▶ _What is asked_
In the data below, find each line containing the string "открытого" and return it.

▶ _Data records_
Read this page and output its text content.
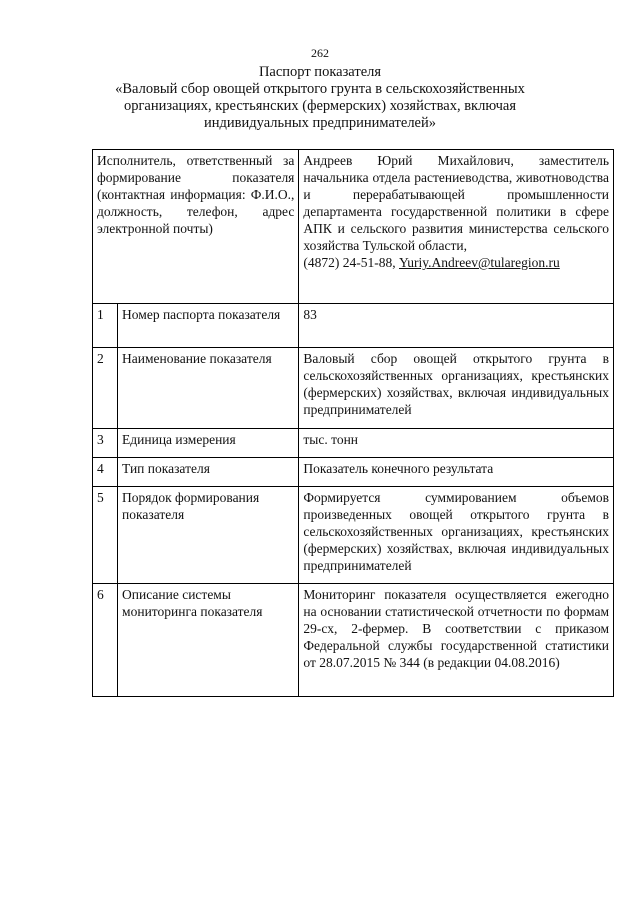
262
Паспорт показателя
«Валовый сбор овощей открытого грунта в сельскохозяйственных
организациях, крестьянских (фермерских) хозяйствах, включая
индивидуальных предпринимателей»
Исполнитель, ответственный за формирование показателя (контактная информация: Ф.И.О., должность, телефон, адрес электронной почты)		Андреев Юрий Михайлович, заместитель начальника отдела растениеводства, животноводства и перерабатывающей промышленности департамента государственной политики в сфере АПК и сельского развития министерства сельского хозяйства Тульской области,
(4872) 24-51-88, Yuriy.Andreev@tularegion.ru
1	Номер паспорта показателя	83
2	Наименование показателя	Валовый сбор овощей открытого грунта в сельскохозяйственных организациях, крестьянских (фермерских) хозяйствах, включая индивидуальных предпринимателей
3	Единица измерения	тыс. тонн
4	Тип показателя	Показатель конечного результата
5	Порядок формирования показателя	Формируется суммированием объемов произведенных овощей открытого грунта в сельскохозяйственных организациях, крестьянских (фермерских) хозяйствах, включая индивидуальных предпринимателей
6	Описание системы мониторинга показателя	Мониторинг показателя осуществляется ежегодно на основании статистической отчетности по формам 29-сх, 2-фермер. В соответствии с приказом Федеральной службы государственной статистики от 28.07.2015 № 344 (в редакции 04.08.2016)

▶ _Correct output_
«Валовый сбор овощей открытого грунта в сельскохозяйственных
2	Наименование показателя	Валовый сбор овощей открытого грунта в сельскохозяйственных организациях, крестьянских (фермерских) хозяйствах, включая индивидуальных предпринимателей
5	Порядок формирования показателя	Формируется суммированием объемов произведенных овощей открытого грунта в сельскохозяйственных организациях, крестьянских (фермерских) хозяйствах, включая индивидуальных предпринимателей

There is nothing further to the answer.